TASK BRIEF =
Search the material below for the string "open" and list each line that holds it.
--- START RECORDED DATA ---
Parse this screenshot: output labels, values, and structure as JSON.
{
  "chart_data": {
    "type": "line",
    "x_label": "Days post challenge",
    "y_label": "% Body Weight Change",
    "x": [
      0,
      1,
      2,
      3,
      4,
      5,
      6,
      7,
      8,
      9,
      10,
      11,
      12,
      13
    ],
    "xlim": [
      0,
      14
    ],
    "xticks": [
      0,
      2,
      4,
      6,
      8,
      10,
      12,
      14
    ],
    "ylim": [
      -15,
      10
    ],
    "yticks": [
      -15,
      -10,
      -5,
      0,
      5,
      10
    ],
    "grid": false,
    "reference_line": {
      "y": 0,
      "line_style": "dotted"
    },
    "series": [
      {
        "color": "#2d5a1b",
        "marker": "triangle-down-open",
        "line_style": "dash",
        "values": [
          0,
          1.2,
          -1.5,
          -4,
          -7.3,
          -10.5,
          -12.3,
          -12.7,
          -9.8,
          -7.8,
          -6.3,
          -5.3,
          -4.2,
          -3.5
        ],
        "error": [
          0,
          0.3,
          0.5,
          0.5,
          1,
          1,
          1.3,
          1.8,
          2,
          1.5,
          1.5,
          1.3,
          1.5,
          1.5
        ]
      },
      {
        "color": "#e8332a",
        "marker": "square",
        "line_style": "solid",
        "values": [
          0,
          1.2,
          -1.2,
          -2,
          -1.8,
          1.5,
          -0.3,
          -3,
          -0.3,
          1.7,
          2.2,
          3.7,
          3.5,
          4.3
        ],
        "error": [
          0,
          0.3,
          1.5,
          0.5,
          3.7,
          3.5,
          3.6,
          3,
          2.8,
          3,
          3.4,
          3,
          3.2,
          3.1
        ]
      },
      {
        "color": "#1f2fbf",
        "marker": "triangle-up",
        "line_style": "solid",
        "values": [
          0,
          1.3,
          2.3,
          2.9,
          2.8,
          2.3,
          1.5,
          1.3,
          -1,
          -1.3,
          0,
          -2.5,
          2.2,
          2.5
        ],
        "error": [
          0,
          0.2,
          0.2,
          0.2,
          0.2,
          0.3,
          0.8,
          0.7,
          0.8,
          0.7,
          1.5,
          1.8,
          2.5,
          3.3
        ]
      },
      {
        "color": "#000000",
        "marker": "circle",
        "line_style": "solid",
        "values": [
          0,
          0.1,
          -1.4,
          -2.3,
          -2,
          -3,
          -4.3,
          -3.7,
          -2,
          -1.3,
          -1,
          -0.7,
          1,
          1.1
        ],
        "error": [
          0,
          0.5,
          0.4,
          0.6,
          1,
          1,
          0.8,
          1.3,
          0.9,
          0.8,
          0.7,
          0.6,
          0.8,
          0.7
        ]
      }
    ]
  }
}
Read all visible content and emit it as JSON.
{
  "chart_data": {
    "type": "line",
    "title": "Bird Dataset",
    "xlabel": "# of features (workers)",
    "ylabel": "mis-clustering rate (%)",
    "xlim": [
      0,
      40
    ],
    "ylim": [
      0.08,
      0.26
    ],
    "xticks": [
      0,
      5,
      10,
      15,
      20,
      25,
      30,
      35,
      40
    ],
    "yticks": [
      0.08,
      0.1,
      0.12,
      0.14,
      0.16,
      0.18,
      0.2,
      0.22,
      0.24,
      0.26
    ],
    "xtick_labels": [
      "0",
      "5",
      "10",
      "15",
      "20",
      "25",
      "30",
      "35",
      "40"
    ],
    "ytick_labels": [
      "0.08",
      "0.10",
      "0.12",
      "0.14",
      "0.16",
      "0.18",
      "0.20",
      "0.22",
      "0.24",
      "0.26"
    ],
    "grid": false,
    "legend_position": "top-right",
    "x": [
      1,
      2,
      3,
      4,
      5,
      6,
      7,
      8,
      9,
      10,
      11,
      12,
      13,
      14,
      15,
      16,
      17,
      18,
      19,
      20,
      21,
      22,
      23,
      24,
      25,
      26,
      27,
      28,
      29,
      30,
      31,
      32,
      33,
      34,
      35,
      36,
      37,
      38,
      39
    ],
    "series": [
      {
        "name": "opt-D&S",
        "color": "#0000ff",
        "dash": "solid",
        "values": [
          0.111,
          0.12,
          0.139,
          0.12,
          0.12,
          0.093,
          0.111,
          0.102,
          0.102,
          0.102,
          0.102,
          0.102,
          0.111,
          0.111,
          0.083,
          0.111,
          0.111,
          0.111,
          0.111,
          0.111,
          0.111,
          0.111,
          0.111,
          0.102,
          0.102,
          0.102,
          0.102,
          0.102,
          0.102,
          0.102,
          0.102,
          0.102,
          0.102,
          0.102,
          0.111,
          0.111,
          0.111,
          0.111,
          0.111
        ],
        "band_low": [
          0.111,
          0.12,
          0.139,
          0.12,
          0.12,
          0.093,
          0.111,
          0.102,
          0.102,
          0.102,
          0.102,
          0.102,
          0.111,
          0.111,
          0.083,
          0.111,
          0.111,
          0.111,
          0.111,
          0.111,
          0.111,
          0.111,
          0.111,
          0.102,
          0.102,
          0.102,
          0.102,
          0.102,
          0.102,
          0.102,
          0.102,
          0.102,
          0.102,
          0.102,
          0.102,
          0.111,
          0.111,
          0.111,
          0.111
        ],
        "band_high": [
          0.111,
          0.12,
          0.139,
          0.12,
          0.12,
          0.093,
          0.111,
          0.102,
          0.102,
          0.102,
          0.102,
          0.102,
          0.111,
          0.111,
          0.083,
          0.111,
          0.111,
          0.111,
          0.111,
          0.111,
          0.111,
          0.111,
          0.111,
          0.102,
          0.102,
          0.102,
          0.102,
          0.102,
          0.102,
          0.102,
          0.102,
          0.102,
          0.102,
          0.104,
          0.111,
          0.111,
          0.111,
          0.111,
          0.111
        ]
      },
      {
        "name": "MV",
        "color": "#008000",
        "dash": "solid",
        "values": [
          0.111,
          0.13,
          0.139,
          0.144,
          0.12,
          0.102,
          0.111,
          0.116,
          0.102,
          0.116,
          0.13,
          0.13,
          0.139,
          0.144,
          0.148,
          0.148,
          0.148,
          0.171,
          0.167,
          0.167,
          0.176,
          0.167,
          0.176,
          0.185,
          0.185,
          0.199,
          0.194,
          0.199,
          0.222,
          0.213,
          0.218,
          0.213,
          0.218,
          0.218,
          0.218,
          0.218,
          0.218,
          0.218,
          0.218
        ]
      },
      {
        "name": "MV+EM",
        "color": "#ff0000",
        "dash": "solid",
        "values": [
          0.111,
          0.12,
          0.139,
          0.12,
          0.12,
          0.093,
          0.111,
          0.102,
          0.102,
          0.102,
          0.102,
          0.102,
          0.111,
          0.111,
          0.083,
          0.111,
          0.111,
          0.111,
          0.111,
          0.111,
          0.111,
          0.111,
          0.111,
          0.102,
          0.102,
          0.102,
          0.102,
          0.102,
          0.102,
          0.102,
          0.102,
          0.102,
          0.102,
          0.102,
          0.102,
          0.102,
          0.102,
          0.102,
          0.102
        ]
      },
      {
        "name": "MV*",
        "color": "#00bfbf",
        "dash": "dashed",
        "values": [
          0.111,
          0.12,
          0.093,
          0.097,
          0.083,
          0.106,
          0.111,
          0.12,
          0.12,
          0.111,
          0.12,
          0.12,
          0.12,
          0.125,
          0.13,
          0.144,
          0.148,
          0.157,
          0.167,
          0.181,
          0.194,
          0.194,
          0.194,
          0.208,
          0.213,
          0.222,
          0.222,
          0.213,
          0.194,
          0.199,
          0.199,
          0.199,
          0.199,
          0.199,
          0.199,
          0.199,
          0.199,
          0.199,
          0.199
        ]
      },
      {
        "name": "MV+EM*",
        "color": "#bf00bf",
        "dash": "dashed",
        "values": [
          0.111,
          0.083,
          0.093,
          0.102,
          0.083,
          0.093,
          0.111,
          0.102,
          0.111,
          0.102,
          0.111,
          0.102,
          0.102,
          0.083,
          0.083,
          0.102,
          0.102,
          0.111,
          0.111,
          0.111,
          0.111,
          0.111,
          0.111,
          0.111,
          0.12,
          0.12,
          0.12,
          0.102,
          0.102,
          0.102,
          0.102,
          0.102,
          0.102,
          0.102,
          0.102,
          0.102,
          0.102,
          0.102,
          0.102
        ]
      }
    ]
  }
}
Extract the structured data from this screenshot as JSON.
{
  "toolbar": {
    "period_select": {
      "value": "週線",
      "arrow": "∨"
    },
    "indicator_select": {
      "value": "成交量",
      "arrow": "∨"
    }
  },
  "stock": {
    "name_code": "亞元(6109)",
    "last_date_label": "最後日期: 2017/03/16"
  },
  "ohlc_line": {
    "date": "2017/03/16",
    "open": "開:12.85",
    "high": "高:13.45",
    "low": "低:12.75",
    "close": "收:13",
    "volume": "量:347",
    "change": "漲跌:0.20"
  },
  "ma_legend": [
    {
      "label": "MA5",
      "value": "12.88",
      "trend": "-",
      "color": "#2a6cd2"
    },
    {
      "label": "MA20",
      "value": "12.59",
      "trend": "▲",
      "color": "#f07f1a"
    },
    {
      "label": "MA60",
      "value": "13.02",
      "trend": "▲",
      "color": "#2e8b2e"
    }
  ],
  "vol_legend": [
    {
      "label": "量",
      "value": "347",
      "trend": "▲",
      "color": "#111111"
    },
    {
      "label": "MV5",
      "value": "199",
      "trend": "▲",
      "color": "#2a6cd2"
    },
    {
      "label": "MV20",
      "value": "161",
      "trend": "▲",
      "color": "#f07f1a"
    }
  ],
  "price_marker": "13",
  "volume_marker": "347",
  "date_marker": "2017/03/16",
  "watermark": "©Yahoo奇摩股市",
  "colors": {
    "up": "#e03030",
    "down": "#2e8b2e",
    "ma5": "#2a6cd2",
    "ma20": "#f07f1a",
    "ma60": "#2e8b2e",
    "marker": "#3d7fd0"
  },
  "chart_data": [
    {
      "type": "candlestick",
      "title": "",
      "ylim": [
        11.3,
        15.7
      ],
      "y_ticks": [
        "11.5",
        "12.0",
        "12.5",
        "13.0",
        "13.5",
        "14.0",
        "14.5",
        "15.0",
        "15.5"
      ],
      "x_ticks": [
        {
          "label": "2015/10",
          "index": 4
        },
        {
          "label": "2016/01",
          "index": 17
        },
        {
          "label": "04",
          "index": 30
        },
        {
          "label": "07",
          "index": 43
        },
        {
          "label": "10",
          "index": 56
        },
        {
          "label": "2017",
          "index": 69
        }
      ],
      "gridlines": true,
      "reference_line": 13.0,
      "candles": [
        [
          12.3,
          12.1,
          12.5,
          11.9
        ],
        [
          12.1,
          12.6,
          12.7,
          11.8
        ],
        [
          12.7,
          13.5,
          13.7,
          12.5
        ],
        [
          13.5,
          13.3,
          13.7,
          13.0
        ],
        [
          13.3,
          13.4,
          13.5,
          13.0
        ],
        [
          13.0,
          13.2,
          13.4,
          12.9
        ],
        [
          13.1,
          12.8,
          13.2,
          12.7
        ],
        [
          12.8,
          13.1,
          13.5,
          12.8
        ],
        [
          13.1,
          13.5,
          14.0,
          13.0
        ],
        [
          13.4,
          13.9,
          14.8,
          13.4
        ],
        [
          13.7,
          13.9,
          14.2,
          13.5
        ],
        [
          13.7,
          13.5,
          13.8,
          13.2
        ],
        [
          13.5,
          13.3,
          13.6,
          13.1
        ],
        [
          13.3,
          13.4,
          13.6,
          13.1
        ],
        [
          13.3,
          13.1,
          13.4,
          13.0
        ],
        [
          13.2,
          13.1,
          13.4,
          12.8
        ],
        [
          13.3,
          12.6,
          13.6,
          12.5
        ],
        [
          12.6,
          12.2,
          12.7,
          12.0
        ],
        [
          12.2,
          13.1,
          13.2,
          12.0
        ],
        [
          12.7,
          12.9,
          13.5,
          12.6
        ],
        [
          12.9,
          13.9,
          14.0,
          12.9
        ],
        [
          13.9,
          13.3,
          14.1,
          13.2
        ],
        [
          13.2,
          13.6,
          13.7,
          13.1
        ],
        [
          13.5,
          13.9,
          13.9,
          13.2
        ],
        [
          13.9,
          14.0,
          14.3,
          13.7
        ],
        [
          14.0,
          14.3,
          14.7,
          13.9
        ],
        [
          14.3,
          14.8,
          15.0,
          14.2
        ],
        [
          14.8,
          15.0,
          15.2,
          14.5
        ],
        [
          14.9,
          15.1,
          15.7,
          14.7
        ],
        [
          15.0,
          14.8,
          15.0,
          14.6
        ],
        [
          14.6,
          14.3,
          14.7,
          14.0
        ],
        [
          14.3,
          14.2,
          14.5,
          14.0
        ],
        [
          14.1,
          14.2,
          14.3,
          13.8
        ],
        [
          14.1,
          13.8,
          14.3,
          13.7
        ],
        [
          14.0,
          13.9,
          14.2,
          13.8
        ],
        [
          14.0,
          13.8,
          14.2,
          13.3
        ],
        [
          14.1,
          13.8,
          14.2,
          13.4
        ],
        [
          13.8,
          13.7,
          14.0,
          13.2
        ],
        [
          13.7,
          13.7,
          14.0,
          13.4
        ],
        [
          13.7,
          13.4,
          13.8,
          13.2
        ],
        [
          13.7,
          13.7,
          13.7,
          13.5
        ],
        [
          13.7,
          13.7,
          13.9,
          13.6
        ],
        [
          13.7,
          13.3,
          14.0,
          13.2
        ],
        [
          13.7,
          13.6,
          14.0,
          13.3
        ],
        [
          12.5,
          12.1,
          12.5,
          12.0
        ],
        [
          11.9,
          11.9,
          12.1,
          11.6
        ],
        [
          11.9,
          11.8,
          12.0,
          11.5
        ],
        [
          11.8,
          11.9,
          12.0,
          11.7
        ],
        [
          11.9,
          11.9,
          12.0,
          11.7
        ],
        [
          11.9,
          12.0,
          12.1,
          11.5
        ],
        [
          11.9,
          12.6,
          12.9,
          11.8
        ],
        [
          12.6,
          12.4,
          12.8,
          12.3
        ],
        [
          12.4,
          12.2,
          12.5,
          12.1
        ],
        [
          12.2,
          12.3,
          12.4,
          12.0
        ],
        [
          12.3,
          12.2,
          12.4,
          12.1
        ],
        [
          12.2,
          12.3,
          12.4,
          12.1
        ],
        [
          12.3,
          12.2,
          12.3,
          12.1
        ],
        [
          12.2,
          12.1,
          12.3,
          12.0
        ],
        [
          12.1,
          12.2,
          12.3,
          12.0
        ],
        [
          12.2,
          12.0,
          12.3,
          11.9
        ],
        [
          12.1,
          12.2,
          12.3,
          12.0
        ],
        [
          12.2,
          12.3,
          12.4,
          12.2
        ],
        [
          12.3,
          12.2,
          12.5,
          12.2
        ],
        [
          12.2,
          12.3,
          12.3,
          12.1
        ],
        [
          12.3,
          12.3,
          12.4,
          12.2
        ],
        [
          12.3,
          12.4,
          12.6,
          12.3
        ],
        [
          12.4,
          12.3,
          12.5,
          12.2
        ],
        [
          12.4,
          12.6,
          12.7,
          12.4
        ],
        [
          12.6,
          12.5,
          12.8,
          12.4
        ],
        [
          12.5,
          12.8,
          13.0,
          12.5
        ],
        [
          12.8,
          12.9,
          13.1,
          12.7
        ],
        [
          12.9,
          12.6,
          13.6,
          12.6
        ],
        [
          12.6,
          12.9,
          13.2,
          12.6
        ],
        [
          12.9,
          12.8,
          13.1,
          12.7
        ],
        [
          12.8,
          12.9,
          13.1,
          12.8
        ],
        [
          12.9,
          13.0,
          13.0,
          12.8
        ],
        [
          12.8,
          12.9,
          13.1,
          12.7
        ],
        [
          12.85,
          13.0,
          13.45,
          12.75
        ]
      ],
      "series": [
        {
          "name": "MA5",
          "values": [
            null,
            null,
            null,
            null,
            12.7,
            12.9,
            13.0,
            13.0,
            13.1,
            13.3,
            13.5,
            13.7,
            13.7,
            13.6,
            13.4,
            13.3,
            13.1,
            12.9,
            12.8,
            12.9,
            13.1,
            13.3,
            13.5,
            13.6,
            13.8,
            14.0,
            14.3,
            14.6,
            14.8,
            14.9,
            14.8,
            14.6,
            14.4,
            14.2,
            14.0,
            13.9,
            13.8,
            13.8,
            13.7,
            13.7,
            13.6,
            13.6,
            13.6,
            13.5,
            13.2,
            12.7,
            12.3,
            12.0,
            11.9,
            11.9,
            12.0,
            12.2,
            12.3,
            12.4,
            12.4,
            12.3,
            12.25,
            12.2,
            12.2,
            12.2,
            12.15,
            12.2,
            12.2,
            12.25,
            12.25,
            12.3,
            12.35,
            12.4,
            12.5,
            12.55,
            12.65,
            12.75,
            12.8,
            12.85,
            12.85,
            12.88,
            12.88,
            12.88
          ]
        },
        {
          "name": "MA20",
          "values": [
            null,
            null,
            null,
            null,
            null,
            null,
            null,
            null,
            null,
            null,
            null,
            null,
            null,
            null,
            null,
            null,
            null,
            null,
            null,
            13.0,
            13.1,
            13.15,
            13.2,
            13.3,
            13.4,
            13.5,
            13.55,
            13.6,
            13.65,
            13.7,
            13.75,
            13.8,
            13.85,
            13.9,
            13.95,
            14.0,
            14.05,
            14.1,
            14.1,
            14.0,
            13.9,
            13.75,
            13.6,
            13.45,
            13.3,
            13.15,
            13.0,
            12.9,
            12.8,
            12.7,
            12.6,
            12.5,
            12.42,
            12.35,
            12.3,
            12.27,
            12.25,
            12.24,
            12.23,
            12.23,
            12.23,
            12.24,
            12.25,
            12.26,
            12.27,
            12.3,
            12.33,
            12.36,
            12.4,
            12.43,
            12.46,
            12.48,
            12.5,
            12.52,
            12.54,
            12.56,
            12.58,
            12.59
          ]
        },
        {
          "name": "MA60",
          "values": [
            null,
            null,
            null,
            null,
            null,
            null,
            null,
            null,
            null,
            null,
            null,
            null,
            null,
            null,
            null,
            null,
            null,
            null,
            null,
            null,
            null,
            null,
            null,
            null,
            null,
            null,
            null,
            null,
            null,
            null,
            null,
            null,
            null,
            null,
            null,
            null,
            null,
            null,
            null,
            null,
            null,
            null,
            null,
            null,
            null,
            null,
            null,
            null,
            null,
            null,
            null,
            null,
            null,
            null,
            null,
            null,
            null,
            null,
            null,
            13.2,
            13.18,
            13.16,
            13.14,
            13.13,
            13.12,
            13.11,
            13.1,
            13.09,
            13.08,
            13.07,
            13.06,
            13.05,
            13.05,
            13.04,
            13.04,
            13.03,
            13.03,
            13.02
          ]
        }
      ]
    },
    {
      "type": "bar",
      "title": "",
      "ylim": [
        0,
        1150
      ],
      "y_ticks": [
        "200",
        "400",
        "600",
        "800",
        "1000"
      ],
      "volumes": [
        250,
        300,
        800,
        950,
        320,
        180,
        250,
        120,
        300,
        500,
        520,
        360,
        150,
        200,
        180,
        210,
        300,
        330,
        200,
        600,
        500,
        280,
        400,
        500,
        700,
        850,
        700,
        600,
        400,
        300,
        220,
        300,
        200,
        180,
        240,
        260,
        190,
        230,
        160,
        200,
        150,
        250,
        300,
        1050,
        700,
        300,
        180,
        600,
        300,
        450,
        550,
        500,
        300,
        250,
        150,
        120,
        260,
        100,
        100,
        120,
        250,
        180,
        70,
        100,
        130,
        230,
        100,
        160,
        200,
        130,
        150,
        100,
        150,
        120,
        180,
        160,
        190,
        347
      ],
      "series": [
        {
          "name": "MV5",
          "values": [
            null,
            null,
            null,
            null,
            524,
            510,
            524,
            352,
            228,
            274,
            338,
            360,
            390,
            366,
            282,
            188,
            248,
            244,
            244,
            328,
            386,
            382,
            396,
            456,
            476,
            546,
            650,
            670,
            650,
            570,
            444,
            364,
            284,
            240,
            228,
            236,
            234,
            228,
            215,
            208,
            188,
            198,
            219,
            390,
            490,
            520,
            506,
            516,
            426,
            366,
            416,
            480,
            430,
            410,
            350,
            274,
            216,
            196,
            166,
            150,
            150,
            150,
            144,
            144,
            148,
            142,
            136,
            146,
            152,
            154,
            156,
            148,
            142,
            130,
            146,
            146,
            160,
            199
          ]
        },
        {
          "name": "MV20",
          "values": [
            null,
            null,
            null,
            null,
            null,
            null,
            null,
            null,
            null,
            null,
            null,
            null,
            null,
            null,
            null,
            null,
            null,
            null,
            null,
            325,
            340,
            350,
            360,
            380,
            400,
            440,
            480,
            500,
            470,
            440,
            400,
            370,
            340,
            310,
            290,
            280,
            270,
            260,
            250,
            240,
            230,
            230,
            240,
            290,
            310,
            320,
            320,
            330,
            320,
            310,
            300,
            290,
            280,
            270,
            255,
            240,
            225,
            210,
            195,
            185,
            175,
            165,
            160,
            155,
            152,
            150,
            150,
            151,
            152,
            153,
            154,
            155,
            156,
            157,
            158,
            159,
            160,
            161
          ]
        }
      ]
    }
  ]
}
--- END RECORDED DATA ---
FULL ANSWER =
        "marker": "triangle-down-open",
    "open": "開:12.85",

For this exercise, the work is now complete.